(Figure dataset records)
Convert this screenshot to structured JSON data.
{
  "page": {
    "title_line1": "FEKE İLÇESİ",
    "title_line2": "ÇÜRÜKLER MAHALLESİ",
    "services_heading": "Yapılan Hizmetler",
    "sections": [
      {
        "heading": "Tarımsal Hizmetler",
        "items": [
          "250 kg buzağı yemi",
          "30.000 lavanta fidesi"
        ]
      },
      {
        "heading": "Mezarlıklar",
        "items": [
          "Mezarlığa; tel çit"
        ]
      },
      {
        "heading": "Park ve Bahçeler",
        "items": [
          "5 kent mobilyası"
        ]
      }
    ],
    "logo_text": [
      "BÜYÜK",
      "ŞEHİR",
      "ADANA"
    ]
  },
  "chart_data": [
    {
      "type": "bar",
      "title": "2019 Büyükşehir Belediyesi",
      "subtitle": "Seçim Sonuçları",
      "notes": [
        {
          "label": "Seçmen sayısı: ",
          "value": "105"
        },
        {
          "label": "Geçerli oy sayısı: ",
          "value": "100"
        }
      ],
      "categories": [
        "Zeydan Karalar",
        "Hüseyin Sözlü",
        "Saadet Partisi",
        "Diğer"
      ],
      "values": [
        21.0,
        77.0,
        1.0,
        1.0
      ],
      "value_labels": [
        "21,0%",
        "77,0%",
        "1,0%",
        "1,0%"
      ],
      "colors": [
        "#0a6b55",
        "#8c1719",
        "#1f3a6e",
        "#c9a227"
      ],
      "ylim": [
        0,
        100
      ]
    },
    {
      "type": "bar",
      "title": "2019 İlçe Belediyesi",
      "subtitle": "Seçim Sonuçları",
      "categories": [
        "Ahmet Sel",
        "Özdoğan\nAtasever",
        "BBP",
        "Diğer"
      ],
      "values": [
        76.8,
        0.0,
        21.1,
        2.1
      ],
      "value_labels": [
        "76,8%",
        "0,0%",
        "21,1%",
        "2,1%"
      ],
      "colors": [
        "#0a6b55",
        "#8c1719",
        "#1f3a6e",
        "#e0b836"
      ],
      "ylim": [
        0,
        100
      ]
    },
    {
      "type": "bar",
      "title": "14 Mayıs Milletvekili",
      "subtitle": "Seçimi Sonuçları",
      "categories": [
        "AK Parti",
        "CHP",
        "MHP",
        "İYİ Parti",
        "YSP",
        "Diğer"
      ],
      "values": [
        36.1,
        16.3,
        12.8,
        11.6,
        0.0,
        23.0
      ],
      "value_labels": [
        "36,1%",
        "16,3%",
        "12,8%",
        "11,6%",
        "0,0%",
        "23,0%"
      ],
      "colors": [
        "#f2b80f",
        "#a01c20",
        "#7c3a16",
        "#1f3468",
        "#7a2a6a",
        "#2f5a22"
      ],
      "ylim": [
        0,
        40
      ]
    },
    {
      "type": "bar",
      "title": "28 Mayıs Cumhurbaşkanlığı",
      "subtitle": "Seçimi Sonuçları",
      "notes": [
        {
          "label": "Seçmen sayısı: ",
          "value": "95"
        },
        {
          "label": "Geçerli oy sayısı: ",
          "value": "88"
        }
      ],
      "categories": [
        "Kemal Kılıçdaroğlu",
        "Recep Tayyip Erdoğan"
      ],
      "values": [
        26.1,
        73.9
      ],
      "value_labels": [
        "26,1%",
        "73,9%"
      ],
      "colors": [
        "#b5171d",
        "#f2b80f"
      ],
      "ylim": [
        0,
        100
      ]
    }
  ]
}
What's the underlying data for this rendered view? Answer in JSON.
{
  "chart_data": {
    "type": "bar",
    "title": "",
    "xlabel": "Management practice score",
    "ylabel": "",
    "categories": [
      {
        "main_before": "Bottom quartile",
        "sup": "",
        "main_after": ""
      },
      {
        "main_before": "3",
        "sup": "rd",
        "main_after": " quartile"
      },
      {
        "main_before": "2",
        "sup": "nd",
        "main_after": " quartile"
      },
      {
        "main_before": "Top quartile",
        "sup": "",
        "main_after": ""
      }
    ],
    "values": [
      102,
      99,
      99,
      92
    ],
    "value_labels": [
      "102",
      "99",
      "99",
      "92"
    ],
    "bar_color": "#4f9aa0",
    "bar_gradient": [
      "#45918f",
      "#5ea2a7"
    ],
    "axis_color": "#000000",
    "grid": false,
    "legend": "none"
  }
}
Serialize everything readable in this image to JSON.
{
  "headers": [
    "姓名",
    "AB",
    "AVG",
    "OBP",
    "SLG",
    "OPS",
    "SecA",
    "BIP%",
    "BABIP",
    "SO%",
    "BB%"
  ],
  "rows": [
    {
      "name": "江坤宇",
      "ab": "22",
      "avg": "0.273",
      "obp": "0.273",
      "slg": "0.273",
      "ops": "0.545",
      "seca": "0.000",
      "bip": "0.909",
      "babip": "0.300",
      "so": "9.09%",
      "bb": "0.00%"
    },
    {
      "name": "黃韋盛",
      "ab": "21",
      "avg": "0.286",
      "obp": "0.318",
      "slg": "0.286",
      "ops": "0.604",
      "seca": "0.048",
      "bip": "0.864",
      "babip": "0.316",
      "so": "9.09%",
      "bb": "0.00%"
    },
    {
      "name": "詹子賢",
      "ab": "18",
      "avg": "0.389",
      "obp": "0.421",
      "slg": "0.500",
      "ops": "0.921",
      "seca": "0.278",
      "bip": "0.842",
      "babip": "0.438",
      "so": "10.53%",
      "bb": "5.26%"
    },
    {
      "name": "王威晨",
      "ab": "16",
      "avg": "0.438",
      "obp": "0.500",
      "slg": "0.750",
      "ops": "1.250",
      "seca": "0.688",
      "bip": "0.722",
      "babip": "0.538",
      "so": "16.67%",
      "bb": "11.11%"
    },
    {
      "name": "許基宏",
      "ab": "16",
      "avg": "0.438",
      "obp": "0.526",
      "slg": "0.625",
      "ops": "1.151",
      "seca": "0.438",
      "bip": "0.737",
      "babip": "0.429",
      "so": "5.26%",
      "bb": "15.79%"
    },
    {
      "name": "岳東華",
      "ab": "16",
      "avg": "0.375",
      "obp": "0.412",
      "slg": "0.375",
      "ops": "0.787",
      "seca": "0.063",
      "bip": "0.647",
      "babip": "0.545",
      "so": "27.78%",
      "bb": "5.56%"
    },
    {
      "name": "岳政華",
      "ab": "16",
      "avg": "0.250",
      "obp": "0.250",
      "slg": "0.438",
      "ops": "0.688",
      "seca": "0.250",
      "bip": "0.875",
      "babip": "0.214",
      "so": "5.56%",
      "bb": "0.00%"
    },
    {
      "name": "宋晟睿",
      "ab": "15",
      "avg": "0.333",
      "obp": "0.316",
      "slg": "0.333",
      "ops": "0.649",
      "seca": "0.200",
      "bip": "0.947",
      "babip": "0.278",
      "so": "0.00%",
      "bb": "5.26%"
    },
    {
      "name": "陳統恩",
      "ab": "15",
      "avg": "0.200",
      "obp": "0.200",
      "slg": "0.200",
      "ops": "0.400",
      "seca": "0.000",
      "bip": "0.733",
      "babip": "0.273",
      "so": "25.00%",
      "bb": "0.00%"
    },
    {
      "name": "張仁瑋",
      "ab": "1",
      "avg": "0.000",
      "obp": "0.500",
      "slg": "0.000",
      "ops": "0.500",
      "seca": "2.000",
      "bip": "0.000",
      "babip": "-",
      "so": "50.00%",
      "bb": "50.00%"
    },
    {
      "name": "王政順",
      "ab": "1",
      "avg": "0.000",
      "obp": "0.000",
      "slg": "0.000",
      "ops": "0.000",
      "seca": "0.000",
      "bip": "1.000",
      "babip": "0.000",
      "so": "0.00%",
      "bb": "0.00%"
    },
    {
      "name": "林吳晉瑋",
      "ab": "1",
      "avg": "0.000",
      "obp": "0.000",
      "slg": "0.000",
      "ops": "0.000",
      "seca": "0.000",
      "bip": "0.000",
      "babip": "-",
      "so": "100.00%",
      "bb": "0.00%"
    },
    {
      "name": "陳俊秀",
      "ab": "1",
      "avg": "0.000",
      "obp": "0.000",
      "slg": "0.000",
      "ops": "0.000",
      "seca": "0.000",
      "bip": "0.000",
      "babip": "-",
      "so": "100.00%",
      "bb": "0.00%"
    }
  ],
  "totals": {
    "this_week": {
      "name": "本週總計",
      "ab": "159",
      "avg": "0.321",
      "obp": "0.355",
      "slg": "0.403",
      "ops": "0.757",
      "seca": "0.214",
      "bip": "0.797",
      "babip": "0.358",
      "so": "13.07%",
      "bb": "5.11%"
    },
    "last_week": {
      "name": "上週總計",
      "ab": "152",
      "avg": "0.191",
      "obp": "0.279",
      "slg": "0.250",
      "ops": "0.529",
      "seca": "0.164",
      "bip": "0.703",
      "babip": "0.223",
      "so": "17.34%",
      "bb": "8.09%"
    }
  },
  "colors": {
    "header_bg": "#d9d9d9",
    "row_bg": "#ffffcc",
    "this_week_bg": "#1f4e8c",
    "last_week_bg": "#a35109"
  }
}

Goal of the exercise:
Where does the word "Hizmetler" appear? Return each line that holds it.

Response below:
    "services_heading": "Yapılan Hizmetler",
        "heading": "Tarımsal Hizmetler",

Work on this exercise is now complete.